▶ Work to be completed:
Every record below should be written out exactly; pictures stay out.

▶ Data lines:
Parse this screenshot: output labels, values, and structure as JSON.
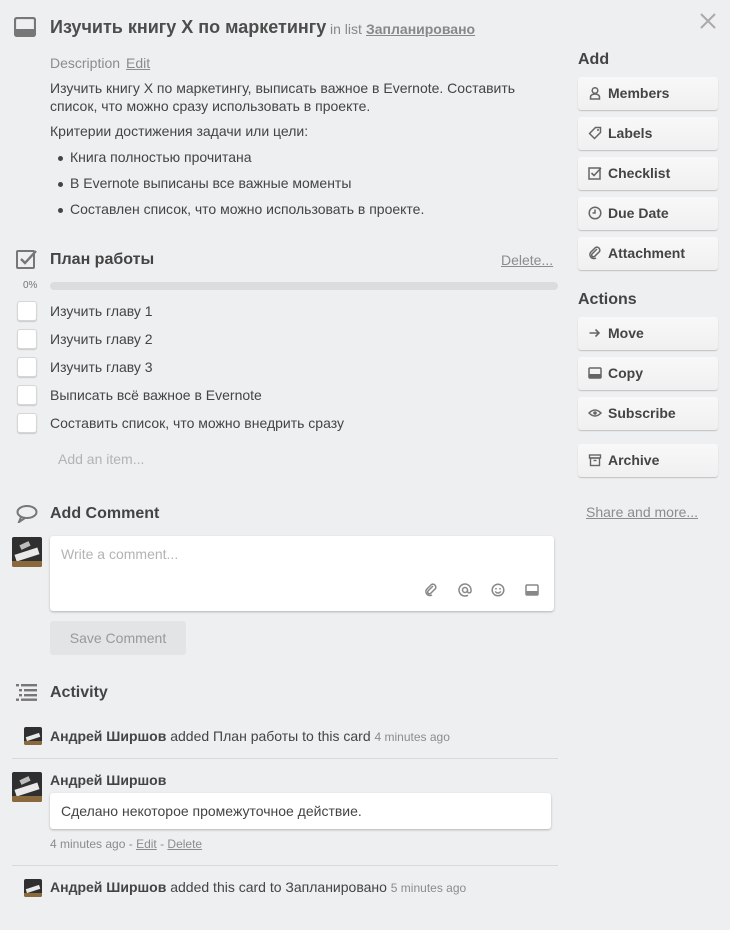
{
  "card": {
    "title": "Изучить книгу X по маркетингу",
    "in_list_prefix": "in list",
    "list_name": "Запланировано"
  },
  "description": {
    "label": "Description",
    "edit_label": "Edit",
    "text": "Изучить книгу X по маркетингу, выписать важное в Evernote. Составить список, что можно сразу использовать в проекте.",
    "criteria_heading": "Критерии достижения задачи или цели:",
    "bullets": [
      "Книга полностью прочитана",
      "В Evernote выписаны все важные моменты",
      "Составлен список, что можно использовать в проекте."
    ]
  },
  "checklist": {
    "title": "План работы",
    "delete_label": "Delete...",
    "progress_label": "0%",
    "progress_fraction": 0,
    "items": [
      "Изучить главу 1",
      "Изучить главу 2",
      "Изучить главу 3",
      "Выписать всё важное в Evernote",
      "Составить список, что можно внедрить сразу"
    ],
    "add_item_placeholder": "Add an item..."
  },
  "comment": {
    "title": "Add Comment",
    "placeholder": "Write a comment...",
    "save_label": "Save Comment"
  },
  "activity": {
    "title": "Activity",
    "entries": [
      {
        "user": "Андрей Ширшов",
        "action": "added План работы to this card",
        "time": "4 minutes ago"
      },
      {
        "user": "Андрей Ширшов",
        "comment": "Сделано некоторое промежуточное действие.",
        "time": "4 minutes ago",
        "edit_label": "Edit",
        "delete_label": "Delete"
      },
      {
        "user": "Андрей Ширшов",
        "action": "added this card to Запланировано",
        "time": "5 minutes ago"
      }
    ]
  },
  "sidebar": {
    "add_heading": "Add",
    "add_buttons": [
      "Members",
      "Labels",
      "Checklist",
      "Due Date",
      "Attachment"
    ],
    "actions_heading": "Actions",
    "action_buttons": [
      "Move",
      "Copy",
      "Subscribe",
      "Archive"
    ],
    "share_label": "Share and more..."
  },
  "colors": {
    "background": "#edeff0",
    "progress_fill": "#5ba4cf"
  }
}
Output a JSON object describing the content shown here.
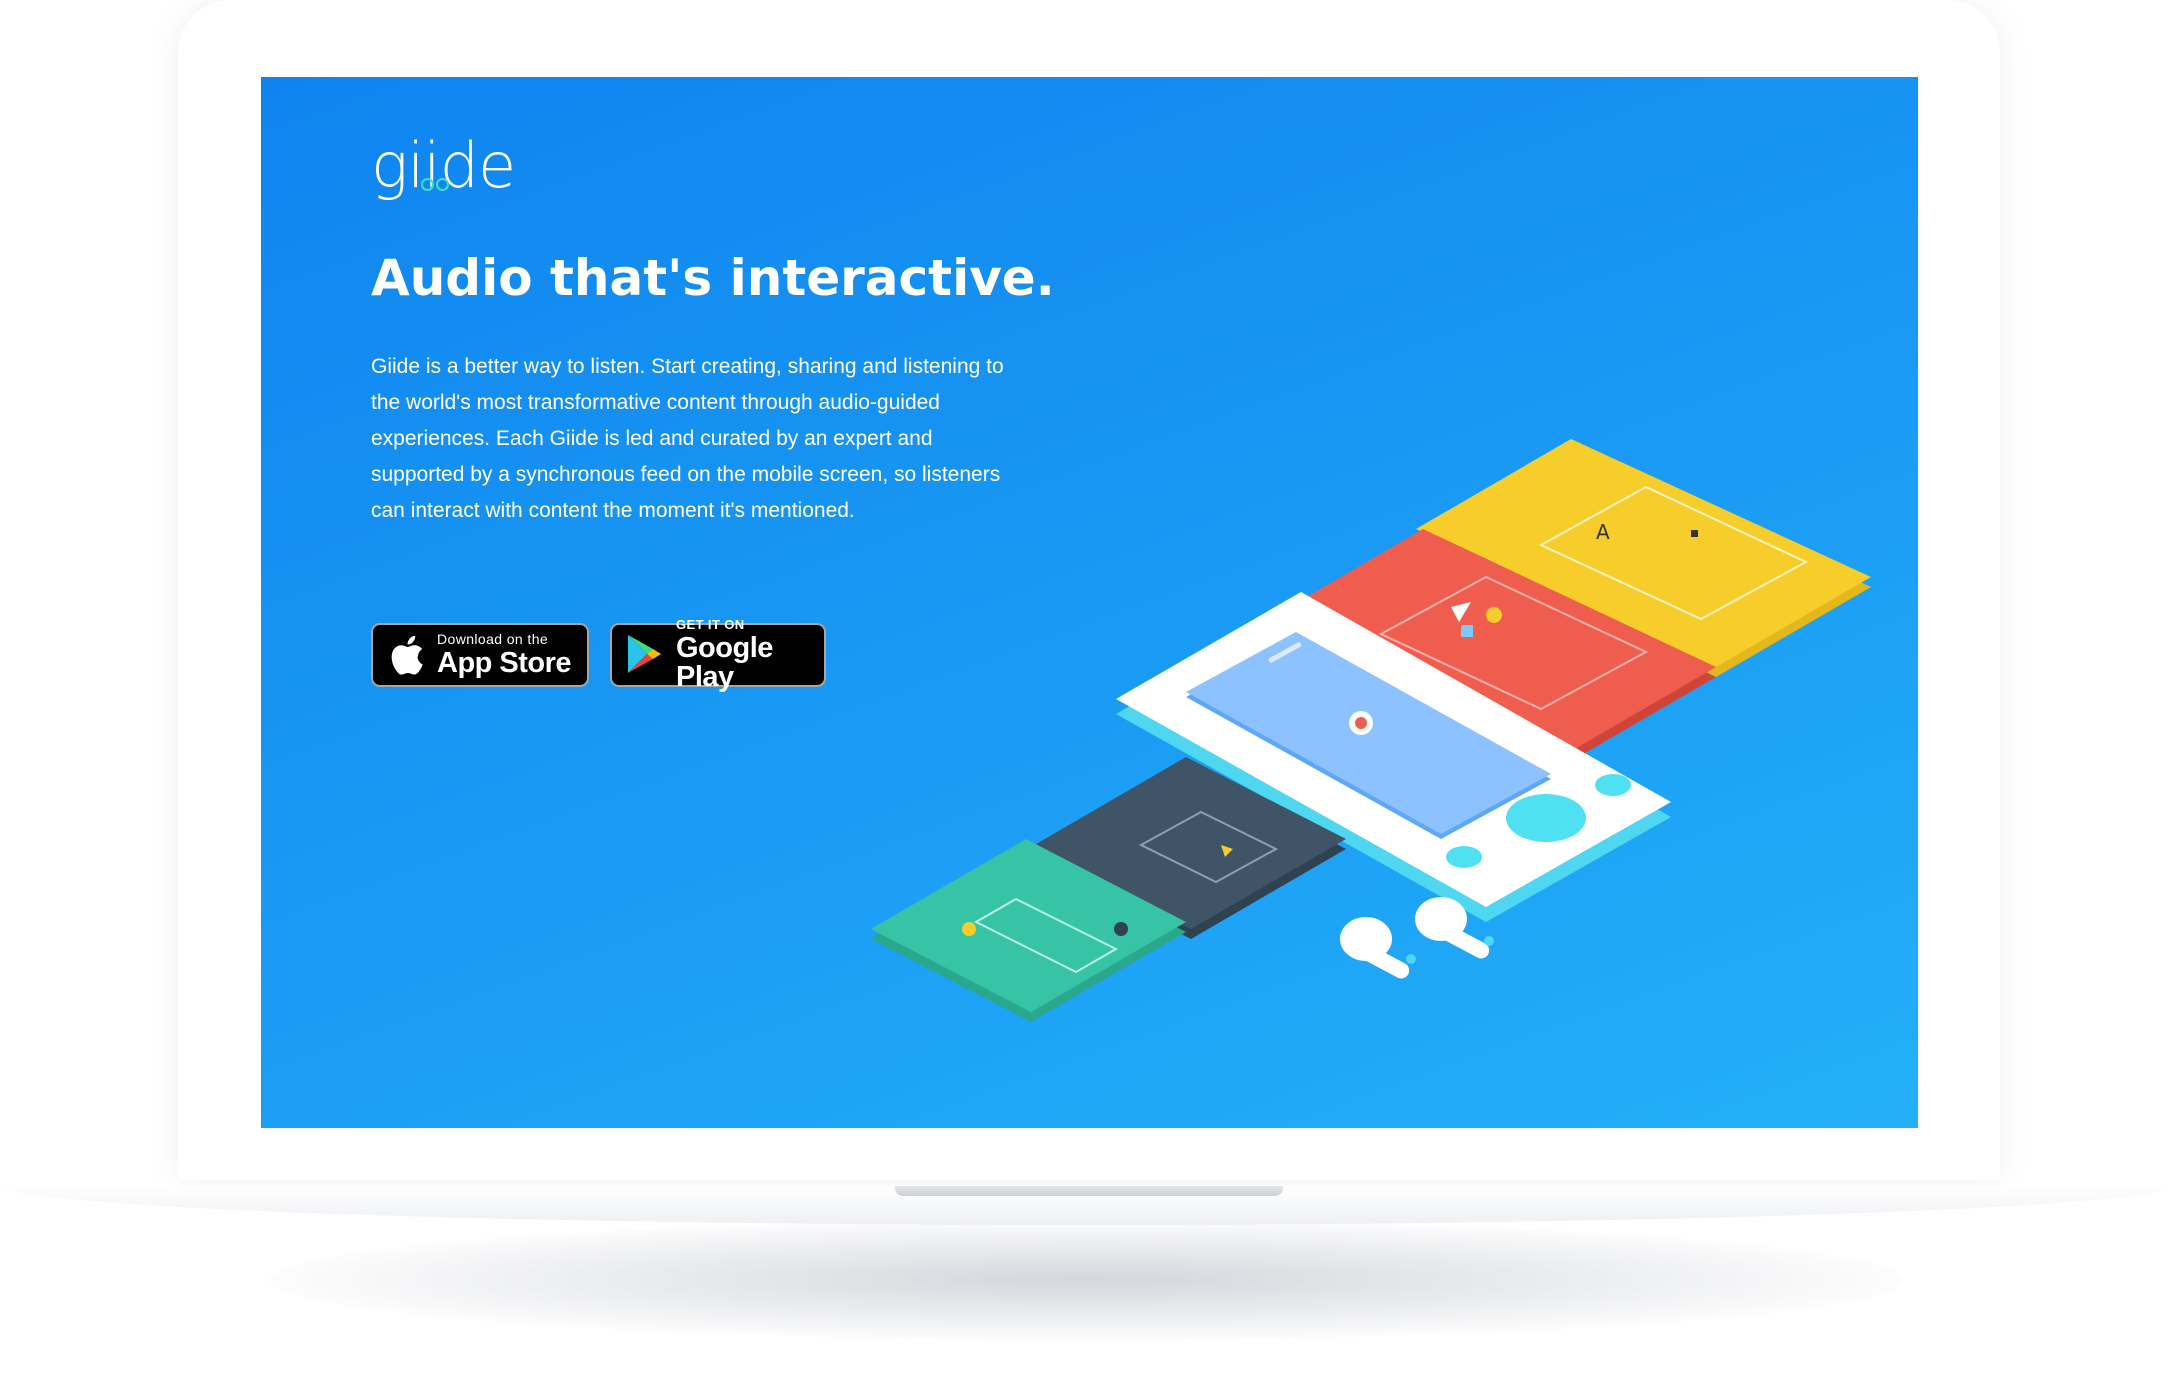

▶ Solution for this task:
Parse this screenshot: output labels, values, and structure as JSON.
{
  "card": {
    "title": "Изучить книгу X по маркетингу",
    "in_list_prefix": "in list",
    "list_name": "Запланировано"
  },
  "description": {
    "label": "Description",
    "edit_label": "Edit",
    "text": "Изучить книгу X по маркетингу, выписать важное в Evernote. Составить список, что можно сразу использовать в проекте.",
    "criteria_heading": "Критерии достижения задачи или цели:",
    "bullets": [
      "Книга полностью прочитана",
      "В Evernote выписаны все важные моменты",
      "Составлен список, что можно использовать в проекте."
    ]
  },
  "checklist": {
    "title": "План работы",
    "delete_label": "Delete...",
    "progress_label": "0%",
    "progress_fraction": 0,
    "items": [
      "Изучить главу 1",
      "Изучить главу 2",
      "Изучить главу 3",
      "Выписать всё важное в Evernote",
      "Составить список, что можно внедрить сразу"
    ],
    "add_item_placeholder": "Add an item..."
  },
  "comment": {
    "title": "Add Comment",
    "placeholder": "Write a comment...",
    "save_label": "Save Comment"
  },
  "activity": {
    "title": "Activity",
    "entries": [
      {
        "user": "Андрей Ширшов",
        "action": "added План работы to this card",
        "time": "4 minutes ago"
      },
      {
        "user": "Андрей Ширшов",
        "comment": "Сделано некоторое промежуточное действие.",
        "time": "4 minutes ago",
        "edit_label": "Edit",
        "delete_label": "Delete"
      },
      {
        "user": "Андрей Ширшов",
        "action": "added this card to Запланировано",
        "time": "5 minutes ago"
      }
    ]
  },
  "sidebar": {
    "add_heading": "Add",
    "add_buttons": [
      "Members",
      "Labels",
      "Checklist",
      "Due Date",
      "Attachment"
    ],
    "actions_heading": "Actions",
    "action_buttons": [
      "Move",
      "Copy",
      "Subscribe",
      "Archive"
    ],
    "share_label": "Share and more..."
  },
  "colors": {
    "background": "#edeff0",
    "progress_fill": "#5ba4cf"
  }
}
Output a JSON object describing the content shown here.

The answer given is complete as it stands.